**Task objective**:
Turn every line of the material into a Markdown table with two columns, "Row" for the row number and "Entry" for the line itself, and leave out any blank lines.

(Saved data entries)
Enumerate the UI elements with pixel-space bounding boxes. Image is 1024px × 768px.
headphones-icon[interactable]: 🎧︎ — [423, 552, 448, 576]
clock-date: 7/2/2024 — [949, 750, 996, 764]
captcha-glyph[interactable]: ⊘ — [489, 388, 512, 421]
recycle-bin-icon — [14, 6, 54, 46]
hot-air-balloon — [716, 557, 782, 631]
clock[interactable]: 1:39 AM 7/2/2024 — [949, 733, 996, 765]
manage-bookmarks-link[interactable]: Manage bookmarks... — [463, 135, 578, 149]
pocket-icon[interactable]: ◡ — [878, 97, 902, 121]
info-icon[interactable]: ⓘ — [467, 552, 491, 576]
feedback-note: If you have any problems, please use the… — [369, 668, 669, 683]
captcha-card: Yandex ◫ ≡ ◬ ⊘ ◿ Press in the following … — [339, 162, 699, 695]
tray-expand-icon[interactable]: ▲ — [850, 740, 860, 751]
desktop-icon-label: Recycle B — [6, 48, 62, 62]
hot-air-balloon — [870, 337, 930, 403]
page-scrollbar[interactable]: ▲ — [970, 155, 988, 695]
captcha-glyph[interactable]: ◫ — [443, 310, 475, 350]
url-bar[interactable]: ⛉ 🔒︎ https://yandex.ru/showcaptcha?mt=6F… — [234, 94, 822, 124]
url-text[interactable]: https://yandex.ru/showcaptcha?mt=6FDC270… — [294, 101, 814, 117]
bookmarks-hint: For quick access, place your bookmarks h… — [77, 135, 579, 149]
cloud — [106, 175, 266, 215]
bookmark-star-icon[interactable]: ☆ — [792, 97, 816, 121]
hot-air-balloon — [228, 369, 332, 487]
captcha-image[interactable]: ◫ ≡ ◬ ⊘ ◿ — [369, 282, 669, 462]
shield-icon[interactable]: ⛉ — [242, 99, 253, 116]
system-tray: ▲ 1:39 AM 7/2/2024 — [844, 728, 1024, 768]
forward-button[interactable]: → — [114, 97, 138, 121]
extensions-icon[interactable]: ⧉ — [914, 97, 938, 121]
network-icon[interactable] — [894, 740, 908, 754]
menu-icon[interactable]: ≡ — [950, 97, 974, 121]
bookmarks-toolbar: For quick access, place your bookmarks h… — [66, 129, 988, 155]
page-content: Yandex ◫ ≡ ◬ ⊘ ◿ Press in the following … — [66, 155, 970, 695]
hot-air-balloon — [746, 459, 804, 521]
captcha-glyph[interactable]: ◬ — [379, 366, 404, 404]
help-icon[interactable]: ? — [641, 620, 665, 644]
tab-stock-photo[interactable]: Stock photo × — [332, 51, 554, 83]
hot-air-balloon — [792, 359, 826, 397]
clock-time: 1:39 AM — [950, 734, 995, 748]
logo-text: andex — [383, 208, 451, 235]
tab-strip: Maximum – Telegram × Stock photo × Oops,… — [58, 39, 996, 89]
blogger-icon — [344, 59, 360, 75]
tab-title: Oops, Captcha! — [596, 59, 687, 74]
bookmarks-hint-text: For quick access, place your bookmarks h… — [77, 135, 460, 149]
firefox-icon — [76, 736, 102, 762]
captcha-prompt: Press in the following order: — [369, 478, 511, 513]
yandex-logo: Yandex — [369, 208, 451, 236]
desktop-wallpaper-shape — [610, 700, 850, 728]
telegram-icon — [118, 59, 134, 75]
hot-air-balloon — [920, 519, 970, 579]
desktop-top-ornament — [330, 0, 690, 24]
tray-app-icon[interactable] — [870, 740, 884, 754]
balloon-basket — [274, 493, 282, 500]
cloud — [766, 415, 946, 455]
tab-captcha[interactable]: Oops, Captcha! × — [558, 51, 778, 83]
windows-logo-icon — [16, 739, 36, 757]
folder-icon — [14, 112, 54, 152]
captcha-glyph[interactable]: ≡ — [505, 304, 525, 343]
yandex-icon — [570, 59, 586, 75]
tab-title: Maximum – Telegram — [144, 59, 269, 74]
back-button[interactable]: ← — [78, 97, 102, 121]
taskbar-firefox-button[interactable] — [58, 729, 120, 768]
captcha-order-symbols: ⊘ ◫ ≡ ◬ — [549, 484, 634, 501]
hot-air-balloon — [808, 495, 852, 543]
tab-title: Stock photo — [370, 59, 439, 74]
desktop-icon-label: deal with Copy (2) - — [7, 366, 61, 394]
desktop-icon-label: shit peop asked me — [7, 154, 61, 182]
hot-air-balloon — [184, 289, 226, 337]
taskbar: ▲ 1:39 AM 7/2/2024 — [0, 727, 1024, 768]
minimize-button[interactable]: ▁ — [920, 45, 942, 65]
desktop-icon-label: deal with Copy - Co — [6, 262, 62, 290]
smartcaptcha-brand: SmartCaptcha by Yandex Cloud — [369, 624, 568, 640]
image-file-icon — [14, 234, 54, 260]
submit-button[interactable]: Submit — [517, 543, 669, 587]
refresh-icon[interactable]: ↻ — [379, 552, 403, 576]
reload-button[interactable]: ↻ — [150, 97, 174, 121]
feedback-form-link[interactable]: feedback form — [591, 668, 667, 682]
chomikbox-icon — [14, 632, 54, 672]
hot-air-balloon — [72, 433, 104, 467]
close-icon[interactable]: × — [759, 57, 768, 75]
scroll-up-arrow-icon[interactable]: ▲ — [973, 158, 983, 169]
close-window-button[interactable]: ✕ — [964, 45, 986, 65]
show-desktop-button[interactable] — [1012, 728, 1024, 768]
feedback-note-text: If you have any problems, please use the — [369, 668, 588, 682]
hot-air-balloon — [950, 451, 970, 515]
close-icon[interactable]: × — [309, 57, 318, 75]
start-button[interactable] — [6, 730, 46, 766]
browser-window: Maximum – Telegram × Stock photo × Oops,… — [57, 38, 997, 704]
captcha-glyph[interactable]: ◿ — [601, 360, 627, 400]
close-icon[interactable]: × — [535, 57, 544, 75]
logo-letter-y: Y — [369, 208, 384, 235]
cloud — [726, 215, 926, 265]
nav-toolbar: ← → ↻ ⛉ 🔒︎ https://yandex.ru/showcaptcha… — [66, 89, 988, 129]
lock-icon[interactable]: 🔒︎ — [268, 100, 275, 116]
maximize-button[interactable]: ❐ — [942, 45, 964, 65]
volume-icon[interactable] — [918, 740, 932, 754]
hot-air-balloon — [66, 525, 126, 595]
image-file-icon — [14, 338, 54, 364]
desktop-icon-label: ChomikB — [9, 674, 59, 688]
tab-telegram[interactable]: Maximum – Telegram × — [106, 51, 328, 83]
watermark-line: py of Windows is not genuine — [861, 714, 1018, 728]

**The reply**:
| Row | Entry |
|---|---|
| 1 | Enumerate the UI elements with pixel-space bounding boxes. Image is 1024px × 768px. |
| 2 | headphones-icon[interactable]: 🎧︎ — [423, 552, 448, 576] |
| 3 | clock-date: 7/2/2024 — [949, 750, 996, 764] |
| 4 | captcha-glyph[interactable]: ⊘ — [489, 388, 512, 421] |
| 5 | recycle-bin-icon — [14, 6, 54, 46] |
| 6 | hot-air-balloon — [716, 557, 782, 631] |
| 7 | clock[interactable]: 1:39 AM 7/2/2024 — [949, 733, 996, 765] |
| 8 | manage-bookmarks-link[interactable]: Manage bookmarks... — [463, 135, 578, 149] |
| 9 | pocket-icon[interactable]: ◡ — [878, 97, 902, 121] |
| 10 | info-icon[interactable]: ⓘ — [467, 552, 491, 576] |
| 11 | feedback-note: If you have any problems, please use the… — [369, 668, 669, 683] |
| 12 | captcha-card: Yandex ◫ ≡ ◬ ⊘ ◿ Press in the following … — [339, 162, 699, 695] |
| 13 | tray-expand-icon[interactable]: ▲ — [850, 740, 860, 751] |
| 14 | desktop-icon-label: Recycle B — [6, 48, 62, 62] |
| 15 | hot-air-balloon — [870, 337, 930, 403] |
| 16 | page-scrollbar[interactable]: ▲ — [970, 155, 988, 695] |
| 17 | captcha-glyph[interactable]: ◫ — [443, 310, 475, 350] |
| 18 | url-bar[interactable]: ⛉ 🔒︎ https://yandex.ru/showcaptcha?mt=6F… — [234, 94, 822, 124] |
| 19 | url-text[interactable]: https://yandex.ru/showcaptcha?mt=6FDC270… — [294, 101, 814, 117] |
| 20 | bookmarks-hint: For quick access, place your bookmarks h… — [77, 135, 579, 149] |
| 21 | cloud — [106, 175, 266, 215] |
| 22 | bookmark-star-icon[interactable]: ☆ — [792, 97, 816, 121] |
| 23 | hot-air-balloon — [228, 369, 332, 487] |
| 24 | captcha-image[interactable]: ◫ ≡ ◬ ⊘ ◿ — [369, 282, 669, 462] |
| 25 | shield-icon[interactable]: ⛉ — [242, 99, 253, 116] |
| 26 | system-tray: ▲ 1:39 AM 7/2/2024 — [844, 728, 1024, 768] |
| 27 | forward-button[interactable]: → — [114, 97, 138, 121] |
| 28 | extensions-icon[interactable]: ⧉ — [914, 97, 938, 121] |
| 29 | network-icon[interactable] — [894, 740, 908, 754] |
| 30 | menu-icon[interactable]: ≡ — [950, 97, 974, 121] |
| 31 | bookmarks-toolbar: For quick access, place your bookmarks h… — [66, 129, 988, 155] |
| 32 | page-content: Yandex ◫ ≡ ◬ ⊘ ◿ Press in the following … — [66, 155, 970, 695] |
| 33 | hot-air-balloon — [746, 459, 804, 521] |
| 34 | captcha-glyph[interactable]: ◬ — [379, 366, 404, 404] |
| 35 | help-icon[interactable]: ? — [641, 620, 665, 644] |
| 36 | tab-stock-photo[interactable]: Stock photo × — [332, 51, 554, 83] |
| 37 | hot-air-balloon — [792, 359, 826, 397] |
| 38 | clock-time: 1:39 AM — [950, 734, 995, 748] |
| 39 | logo-text: andex — [383, 208, 451, 235] |
| 40 | tab-strip: Maximum – Telegram × Stock photo × Oops,… — [58, 39, 996, 89] |
| 41 | blogger-icon — [344, 59, 360, 75] |
| 42 | tab-title: Oops, Captcha! — [596, 59, 687, 74] |
| 43 | bookmarks-hint-text: For quick access, place your bookmarks h… — [77, 135, 460, 149] |
| 44 | firefox-icon — [76, 736, 102, 762] |
| 45 | captcha-prompt: Press in the following order: — [369, 478, 511, 513] |
| 46 | yandex-logo: Yandex — [369, 208, 451, 236] |
| 47 | desktop-wallpaper-shape — [610, 700, 850, 728] |
| 48 | telegram-icon — [118, 59, 134, 75] |
| 49 | hot-air-balloon — [920, 519, 970, 579] |
| 50 | desktop-top-ornament — [330, 0, 690, 24] |
| 51 | tray-app-icon[interactable] — [870, 740, 884, 754] |
| 52 | balloon-basket — [274, 493, 282, 500] |
| 53 | cloud — [766, 415, 946, 455] |
| 54 | tab-captcha[interactable]: Oops, Captcha! × — [558, 51, 778, 83] |
| 55 | windows-logo-icon — [16, 739, 36, 757] |
| 56 | folder-icon — [14, 112, 54, 152] |
| 57 | captcha-glyph[interactable]: ≡ — [505, 304, 525, 343] |
| 58 | yandex-icon — [570, 59, 586, 75] |
| 59 | tab-title: Maximum – Telegram — [144, 59, 269, 74] |
| 60 | back-button[interactable]: ← — [78, 97, 102, 121] |
| 61 | taskbar-firefox-button[interactable] — [58, 729, 120, 768] |
| 62 | captcha-order-symbols: ⊘ ◫ ≡ ◬ — [549, 484, 634, 501] |
| 63 | hot-air-balloon — [808, 495, 852, 543] |
| 64 | tab-title: Stock photo — [370, 59, 439, 74] |
| 65 | desktop-icon-label: deal with Copy (2) - — [7, 366, 61, 394] |
| 66 | desktop-icon-label: shit peop asked me — [7, 154, 61, 182] |
| 67 | hot-air-balloon — [184, 289, 226, 337] |
| 68 | taskbar: ▲ 1:39 AM 7/2/2024 — [0, 727, 1024, 768] |
| 69 | minimize-button[interactable]: ▁ — [920, 45, 942, 65] |
| 70 | desktop-icon-label: deal with Copy - Co — [6, 262, 62, 290] |
| 71 | smartcaptcha-brand: SmartCaptcha by Yandex Cloud — [369, 624, 568, 640] |
| 72 | image-file-icon — [14, 234, 54, 260] |
| 73 | submit-button[interactable]: Submit — [517, 543, 669, 587] |
| 74 | refresh-icon[interactable]: ↻ — [379, 552, 403, 576] |
| 75 | reload-button[interactable]: ↻ — [150, 97, 174, 121] |
| 76 | feedback-form-link[interactable]: feedback form — [591, 668, 667, 682] |
| 77 | chomikbox-icon — [14, 632, 54, 672] |
| 78 | hot-air-balloon — [72, 433, 104, 467] |
| 79 | close-icon[interactable]: × — [759, 57, 768, 75] |
| 80 | scroll-up-arrow-icon[interactable]: ▲ — [973, 158, 983, 169] |
| 81 | close-window-button[interactable]: ✕ — [964, 45, 986, 65] |
| 82 | show-desktop-button[interactable] — [1012, 728, 1024, 768] |
| 83 | feedback-note-text: If you have any problems, please use the — [369, 668, 588, 682] |
| 84 | hot-air-balloon — [950, 451, 970, 515] |
| 85 | close-icon[interactable]: × — [309, 57, 318, 75] |
| 86 | start-button[interactable] — [6, 730, 46, 766] |
| 87 | browser-window: Maximum – Telegram × Stock photo × Oops,… — [57, 38, 997, 704] |
| 88 | captcha-glyph[interactable]: ◿ — [601, 360, 627, 400] |
| 89 | close-icon[interactable]: × — [535, 57, 544, 75] |
| 90 | logo-letter-y: Y — [369, 208, 384, 235] |
| 91 | cloud — [726, 215, 926, 265] |
| 92 | nav-toolbar: ← → ↻ ⛉ 🔒︎ https://yandex.ru/showcaptcha… — [66, 89, 988, 129] |
| 93 | lock-icon[interactable]: 🔒︎ — [268, 100, 275, 116] |
| 94 | maximize-button[interactable]: ❐ — [942, 45, 964, 65] |
| 95 | volume-icon[interactable] — [918, 740, 932, 754] |
| 96 | hot-air-balloon — [66, 525, 126, 595] |
| 97 | image-file-icon — [14, 338, 54, 364] |
| 98 | desktop-icon-label: ChomikB — [9, 674, 59, 688] |
| 99 | tab-telegram[interactable]: Maximum – Telegram × — [106, 51, 328, 83] |
| 100 | watermark-line: py of Windows is not genuine — [861, 714, 1018, 728] |